◆ WHAT IS BEING ASKED ◆
Switch "bounding box" to "outline box" throughout the lines below and leave every other word as it is. Leave the pictures out of your answer.

--- --- ---

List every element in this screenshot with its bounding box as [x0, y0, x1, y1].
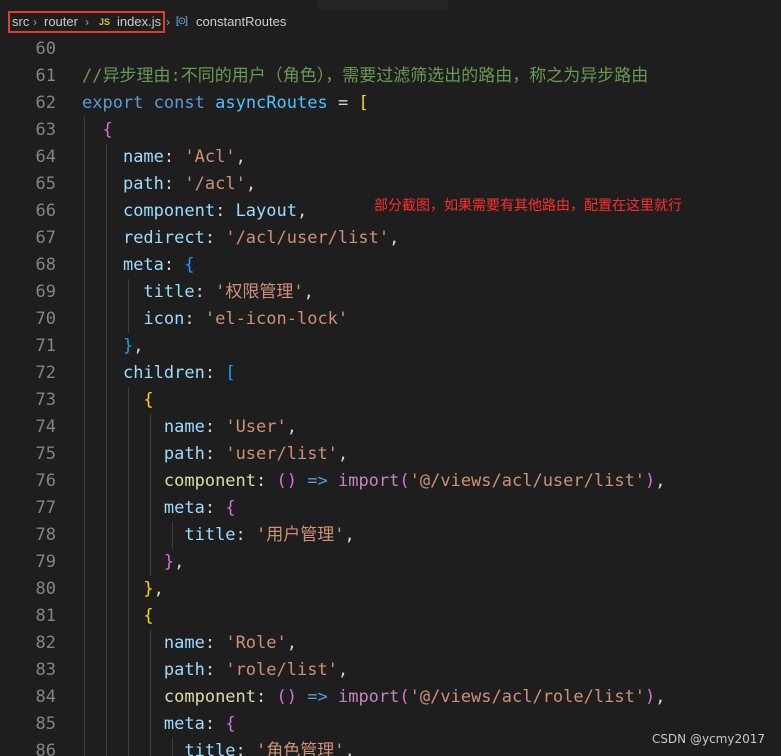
line-number: 81 [35, 606, 56, 626]
code-line: path: 'role/list', [163, 660, 349, 680]
code-line: meta: { [163, 498, 236, 518]
line-number: 77 [35, 498, 56, 518]
line-number: 64 [35, 147, 56, 167]
code-line: component: Layout, [122, 201, 308, 221]
code-line-export: export const asyncRoutes = [ [82, 93, 369, 113]
line-number: 69 [35, 282, 56, 302]
code-line: meta: { [122, 255, 195, 275]
breadcrumb: src › router › JS index.js › [⊙] constan… [0, 0, 781, 36]
async-routes-identifier: asyncRoutes [215, 93, 328, 113]
line-number: 63 [35, 120, 56, 140]
line-number: 67 [35, 228, 56, 248]
line-number: 83 [35, 660, 56, 680]
code-line: }, [143, 579, 164, 599]
javascript-file-icon: JS [99, 17, 111, 27]
code-editor-window: src › router › JS index.js › [⊙] constan… [0, 0, 781, 756]
code-line: }, [122, 336, 144, 356]
code-line: redirect: '/acl/user/list', [122, 228, 400, 248]
line-number: 82 [35, 633, 56, 653]
code-line: name: 'Acl', [122, 147, 246, 167]
line-number: 72 [35, 363, 56, 383]
line-number: 68 [35, 255, 56, 275]
code-line: title: '角色管理', [184, 741, 355, 756]
chevron-right-icon: › [85, 15, 89, 29]
line-number: 66 [35, 201, 56, 221]
line-number: 60 [35, 39, 56, 59]
tab-strip-edge [318, 0, 448, 10]
annotation-note: 部分截图，如果需要有其他路由，配置在这里就行 [374, 198, 682, 214]
comment-text: //异步理由:不同的用户（角色），需要过滤筛选出的路由，称之为异步路由 [82, 66, 649, 86]
line-number: 76 [35, 471, 56, 491]
line-number: 78 [35, 525, 56, 545]
line-number: 79 [35, 552, 56, 572]
code-line: component: () => import('@/views/acl/rol… [163, 687, 666, 707]
code-line: title: '权限管理', [143, 282, 314, 302]
line-number: 73 [35, 390, 56, 410]
code-line-comment: //异步理由:不同的用户（角色），需要过滤筛选出的路由，称之为异步路由 [82, 63, 648, 90]
code-line: { [143, 390, 154, 410]
line-number: 62 [35, 93, 56, 113]
code-line: meta: { [163, 714, 236, 734]
line-number: 71 [35, 336, 56, 356]
line-number: 61 [35, 66, 56, 86]
code-line: icon: 'el-icon-lock' [143, 309, 349, 329]
line-number: 65 [35, 174, 56, 194]
code-line: component: () => import('@/views/acl/use… [163, 471, 666, 491]
line-number: 74 [35, 417, 56, 437]
line-number: 70 [35, 309, 56, 329]
breadcrumb-router[interactable]: router [44, 14, 78, 30]
line-number: 75 [35, 444, 56, 464]
breadcrumb-file[interactable]: index.js [117, 14, 161, 30]
symbol-variable-icon: [⊙] [176, 16, 188, 27]
code-line: name: 'User', [163, 417, 297, 437]
breadcrumb-src[interactable]: src [12, 14, 29, 30]
line-number: 80 [35, 579, 56, 599]
code-line: path: '/acl', [122, 174, 257, 194]
line-number: 86 [35, 741, 56, 756]
code-line: title: '用户管理', [184, 525, 355, 545]
const-keyword: const [153, 93, 205, 113]
chevron-right-icon: › [33, 15, 37, 29]
breadcrumb-symbol[interactable]: constantRoutes [196, 14, 286, 30]
editor-area[interactable]: 60 61 62 63 64 65 66 67 68 69 70 71 72 7… [0, 36, 781, 756]
watermark: CSDN @ycmy2017 [651, 732, 765, 746]
code-line: path: 'user/list', [163, 444, 349, 464]
code-line: name: 'Role', [163, 633, 297, 653]
line-number: 84 [35, 687, 56, 707]
code-line: }, [163, 552, 185, 572]
export-keyword: export [82, 93, 144, 113]
code-line: { [143, 606, 154, 626]
chevron-right-icon: › [166, 15, 170, 29]
line-number: 85 [35, 714, 56, 734]
code-line: children: [ [122, 363, 236, 383]
code-line: { [102, 120, 113, 140]
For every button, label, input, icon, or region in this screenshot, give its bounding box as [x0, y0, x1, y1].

--- --- ---

◆ CORRECT OUTPUT ◆
List every element in this screenshot with its outline box as [x0, y0, x1, y1].
line-number: 81 [35, 606, 56, 626]
code-line: path: 'role/list', [163, 660, 349, 680]
code-line: meta: { [163, 498, 236, 518]
line-number: 77 [35, 498, 56, 518]
line-number: 64 [35, 147, 56, 167]
code-line: component: Layout, [122, 201, 308, 221]
code-line-export: export const asyncRoutes = [ [82, 93, 369, 113]
line-number: 69 [35, 282, 56, 302]
code-line: meta: { [122, 255, 195, 275]
breadcrumb: src › router › JS index.js › [⊙] constan… [0, 0, 781, 36]
async-routes-identifier: asyncRoutes [215, 93, 328, 113]
line-number: 63 [35, 120, 56, 140]
line-number: 67 [35, 228, 56, 248]
line-number: 83 [35, 660, 56, 680]
code-line: }, [143, 579, 164, 599]
javascript-file-icon: JS [99, 17, 111, 27]
code-editor-window: src › router › JS index.js › [⊙] constan… [0, 0, 781, 756]
code-line: }, [122, 336, 144, 356]
code-line: redirect: '/acl/user/list', [122, 228, 400, 248]
line-number: 82 [35, 633, 56, 653]
code-line: name: 'Acl', [122, 147, 246, 167]
line-number: 72 [35, 363, 56, 383]
line-number: 68 [35, 255, 56, 275]
code-line: title: '角色管理', [184, 741, 355, 756]
chevron-right-icon: › [85, 15, 89, 29]
line-number: 66 [35, 201, 56, 221]
line-number: 60 [35, 39, 56, 59]
tab-strip-edge [318, 0, 448, 10]
annotation-note: 部分截图，如果需要有其他路由，配置在这里就行 [374, 198, 682, 214]
comment-text: //异步理由:不同的用户（角色），需要过滤筛选出的路由，称之为异步路由 [82, 66, 649, 86]
line-number: 76 [35, 471, 56, 491]
line-number: 78 [35, 525, 56, 545]
line-number: 79 [35, 552, 56, 572]
code-line: component: () => import('@/views/acl/rol… [163, 687, 666, 707]
code-line: title: '权限管理', [143, 282, 314, 302]
line-number: 73 [35, 390, 56, 410]
code-line-comment: //异步理由:不同的用户（角色），需要过滤筛选出的路由，称之为异步路由 [82, 63, 648, 90]
code-line: { [143, 390, 154, 410]
line-number: 62 [35, 93, 56, 113]
code-line: meta: { [163, 714, 236, 734]
line-number: 71 [35, 336, 56, 356]
line-number: 61 [35, 66, 56, 86]
code-line: icon: 'el-icon-lock' [143, 309, 349, 329]
line-number: 65 [35, 174, 56, 194]
code-line: component: () => import('@/views/acl/use… [163, 471, 666, 491]
line-number: 74 [35, 417, 56, 437]
line-number: 70 [35, 309, 56, 329]
breadcrumb-router[interactable]: router [44, 14, 78, 30]
line-number: 75 [35, 444, 56, 464]
breadcrumb-file[interactable]: index.js [117, 14, 161, 30]
symbol-variable-icon: [⊙] [176, 16, 188, 27]
code-line: name: 'User', [163, 417, 297, 437]
breadcrumb-src[interactable]: src [12, 14, 29, 30]
line-number: 80 [35, 579, 56, 599]
code-line: path: '/acl', [122, 174, 257, 194]
line-number: 86 [35, 741, 56, 756]
code-line: title: '用户管理', [184, 525, 355, 545]
const-keyword: const [153, 93, 205, 113]
chevron-right-icon: › [33, 15, 37, 29]
breadcrumb-symbol[interactable]: constantRoutes [196, 14, 286, 30]
editor-area[interactable]: 60 61 62 63 64 65 66 67 68 69 70 71 72 7… [0, 36, 781, 756]
watermark: CSDN @ycmy2017 [651, 732, 765, 746]
code-line: path: 'user/list', [163, 444, 349, 464]
code-line: name: 'Role', [163, 633, 297, 653]
line-number: 84 [35, 687, 56, 707]
code-line: }, [163, 552, 185, 572]
export-keyword: export [82, 93, 144, 113]
code-line: { [143, 606, 154, 626]
chevron-right-icon: › [166, 15, 170, 29]
line-number: 85 [35, 714, 56, 734]
code-line: children: [ [122, 363, 236, 383]
code-line: { [102, 120, 113, 140]
For every button, label, input, icon, or region in this screenshot, give its outline box as [x0, y0, x1, y1].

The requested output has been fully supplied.